■ **What this task involves**:
What is the number of lines holding the word "with"? Write that number and nothing else.

■ **Records**:
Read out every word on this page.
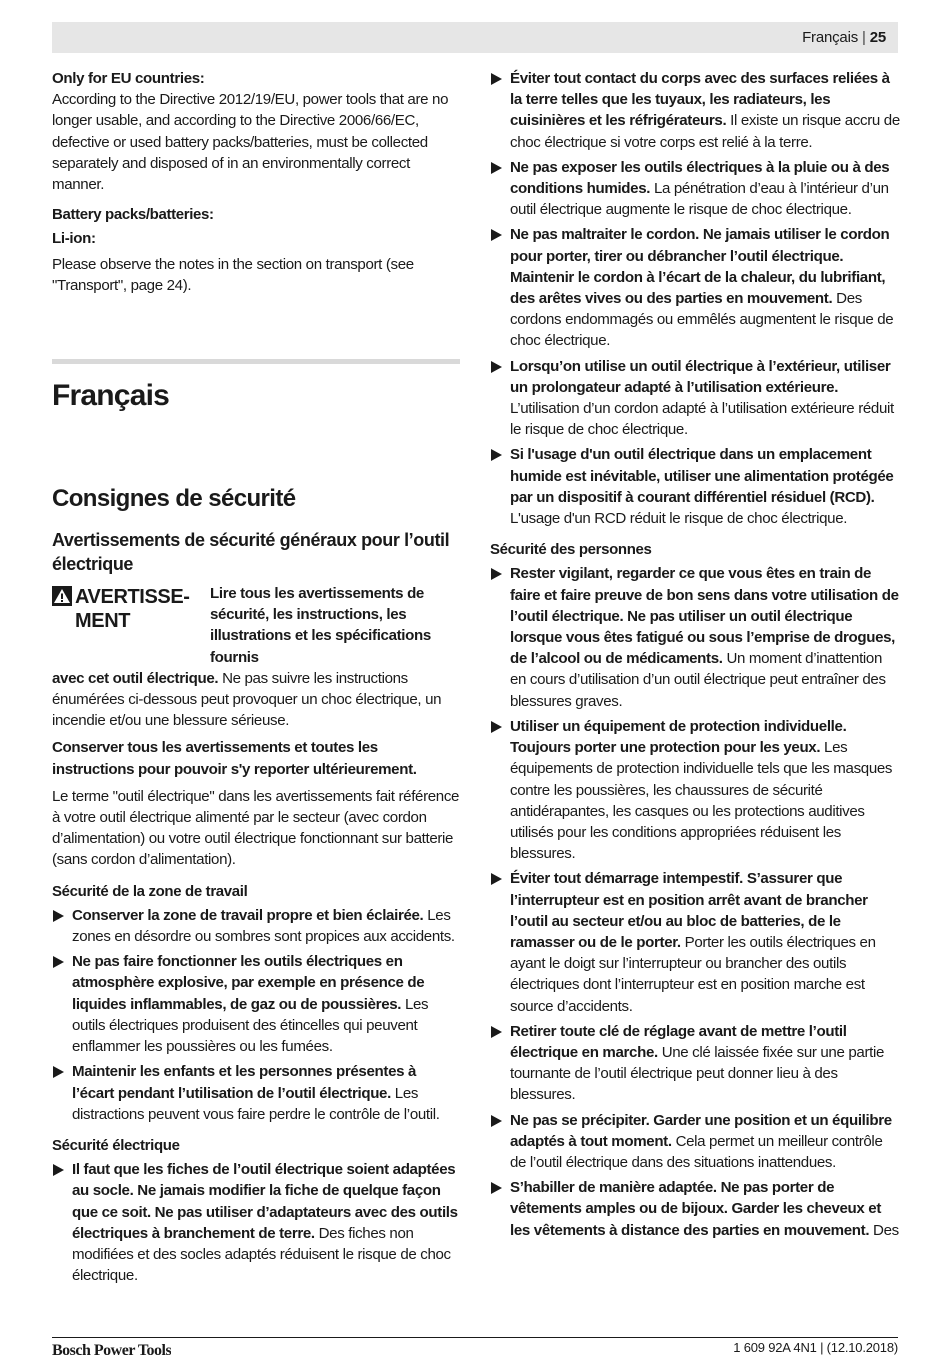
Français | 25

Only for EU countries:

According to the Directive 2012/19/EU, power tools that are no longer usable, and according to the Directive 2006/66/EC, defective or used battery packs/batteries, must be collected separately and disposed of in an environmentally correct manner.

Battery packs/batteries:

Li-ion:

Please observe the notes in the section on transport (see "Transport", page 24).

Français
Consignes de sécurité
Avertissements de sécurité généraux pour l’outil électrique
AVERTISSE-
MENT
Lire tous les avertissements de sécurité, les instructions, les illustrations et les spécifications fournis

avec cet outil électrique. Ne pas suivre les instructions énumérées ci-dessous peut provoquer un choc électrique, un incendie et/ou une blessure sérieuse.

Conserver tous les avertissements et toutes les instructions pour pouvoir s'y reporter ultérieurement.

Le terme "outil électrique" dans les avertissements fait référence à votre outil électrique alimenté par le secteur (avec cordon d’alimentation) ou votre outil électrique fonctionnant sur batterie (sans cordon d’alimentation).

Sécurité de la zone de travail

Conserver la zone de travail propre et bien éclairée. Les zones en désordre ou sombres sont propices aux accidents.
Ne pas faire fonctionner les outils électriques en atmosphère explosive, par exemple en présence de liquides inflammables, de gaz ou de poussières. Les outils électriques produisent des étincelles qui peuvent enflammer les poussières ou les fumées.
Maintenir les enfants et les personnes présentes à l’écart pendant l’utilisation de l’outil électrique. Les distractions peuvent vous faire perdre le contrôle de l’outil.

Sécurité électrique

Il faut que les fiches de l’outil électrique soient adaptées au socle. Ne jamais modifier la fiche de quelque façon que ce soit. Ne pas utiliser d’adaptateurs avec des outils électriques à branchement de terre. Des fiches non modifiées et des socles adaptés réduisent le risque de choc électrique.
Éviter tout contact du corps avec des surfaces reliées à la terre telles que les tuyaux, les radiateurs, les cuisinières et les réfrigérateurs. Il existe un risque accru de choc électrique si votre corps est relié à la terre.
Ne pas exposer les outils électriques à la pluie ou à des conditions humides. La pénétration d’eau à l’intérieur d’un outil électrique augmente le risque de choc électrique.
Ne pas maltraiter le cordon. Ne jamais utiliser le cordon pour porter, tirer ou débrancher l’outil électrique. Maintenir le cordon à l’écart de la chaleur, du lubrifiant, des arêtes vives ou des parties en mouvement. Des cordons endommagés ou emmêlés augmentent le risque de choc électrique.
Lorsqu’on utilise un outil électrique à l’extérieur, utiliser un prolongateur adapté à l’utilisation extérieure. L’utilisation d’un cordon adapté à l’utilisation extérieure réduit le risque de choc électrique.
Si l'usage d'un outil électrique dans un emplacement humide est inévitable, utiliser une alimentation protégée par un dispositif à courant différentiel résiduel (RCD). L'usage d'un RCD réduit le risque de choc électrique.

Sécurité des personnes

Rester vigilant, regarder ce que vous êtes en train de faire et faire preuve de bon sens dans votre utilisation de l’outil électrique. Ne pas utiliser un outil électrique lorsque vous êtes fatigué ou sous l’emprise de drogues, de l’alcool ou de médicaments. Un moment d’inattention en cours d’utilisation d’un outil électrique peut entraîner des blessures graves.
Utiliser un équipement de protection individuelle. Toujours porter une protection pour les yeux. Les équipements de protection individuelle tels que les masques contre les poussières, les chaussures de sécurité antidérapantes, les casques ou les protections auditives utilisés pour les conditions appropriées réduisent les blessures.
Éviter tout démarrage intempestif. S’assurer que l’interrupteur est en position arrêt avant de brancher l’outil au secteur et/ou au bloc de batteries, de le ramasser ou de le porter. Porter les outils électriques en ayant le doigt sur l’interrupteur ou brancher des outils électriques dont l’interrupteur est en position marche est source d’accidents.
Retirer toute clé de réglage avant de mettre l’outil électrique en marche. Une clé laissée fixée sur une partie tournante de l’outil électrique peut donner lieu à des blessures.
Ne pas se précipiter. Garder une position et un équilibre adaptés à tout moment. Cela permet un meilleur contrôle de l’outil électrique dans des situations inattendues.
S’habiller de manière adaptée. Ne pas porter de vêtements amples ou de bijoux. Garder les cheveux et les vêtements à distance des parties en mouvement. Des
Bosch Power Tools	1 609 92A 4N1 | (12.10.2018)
==
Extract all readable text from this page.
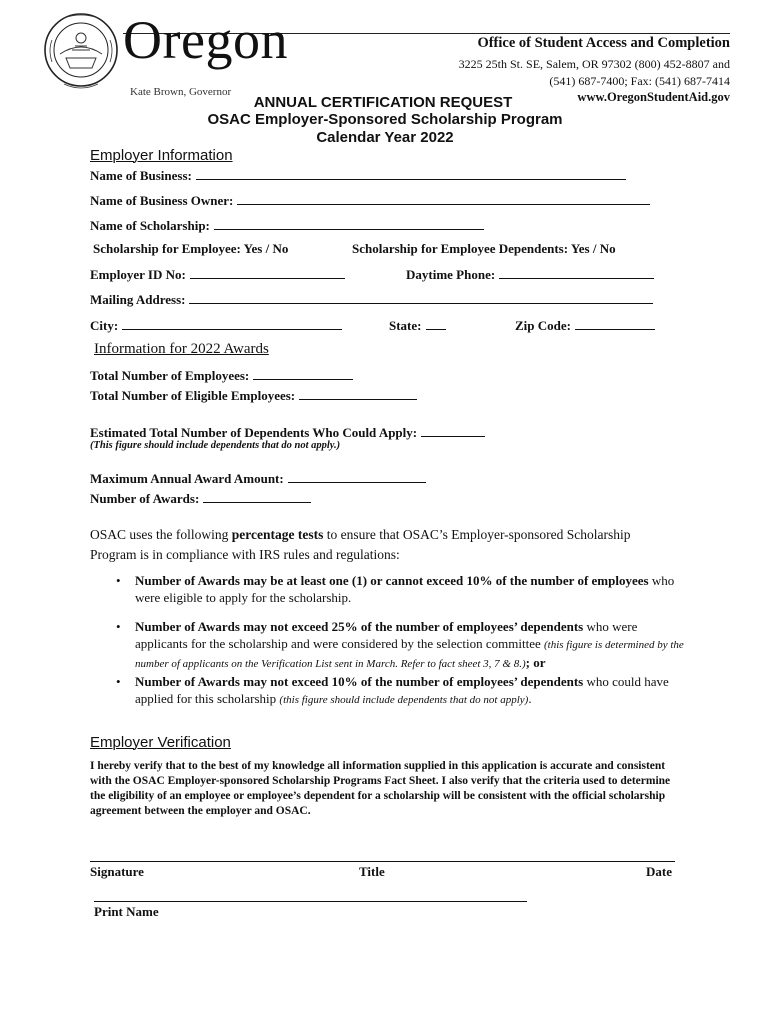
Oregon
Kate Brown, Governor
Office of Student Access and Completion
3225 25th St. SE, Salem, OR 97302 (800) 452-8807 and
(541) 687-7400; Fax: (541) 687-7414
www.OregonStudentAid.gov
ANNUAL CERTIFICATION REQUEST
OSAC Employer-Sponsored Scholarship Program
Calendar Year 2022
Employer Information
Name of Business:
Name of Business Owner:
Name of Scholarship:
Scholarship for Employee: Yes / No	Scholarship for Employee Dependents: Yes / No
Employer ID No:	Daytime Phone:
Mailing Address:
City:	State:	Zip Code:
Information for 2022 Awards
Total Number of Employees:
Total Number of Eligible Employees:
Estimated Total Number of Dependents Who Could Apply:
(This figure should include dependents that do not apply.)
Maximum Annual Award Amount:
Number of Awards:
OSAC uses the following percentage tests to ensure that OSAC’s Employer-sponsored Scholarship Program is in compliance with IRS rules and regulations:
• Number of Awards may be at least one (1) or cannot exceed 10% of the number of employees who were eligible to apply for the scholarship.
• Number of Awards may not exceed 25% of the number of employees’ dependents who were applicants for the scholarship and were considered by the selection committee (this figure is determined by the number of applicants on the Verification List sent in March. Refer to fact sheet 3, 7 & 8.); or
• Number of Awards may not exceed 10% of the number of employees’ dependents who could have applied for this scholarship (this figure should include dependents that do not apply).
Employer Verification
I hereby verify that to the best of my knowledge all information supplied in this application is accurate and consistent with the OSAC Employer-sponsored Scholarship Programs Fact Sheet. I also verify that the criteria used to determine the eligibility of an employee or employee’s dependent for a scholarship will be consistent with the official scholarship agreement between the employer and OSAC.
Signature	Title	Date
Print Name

■ **The response**:
2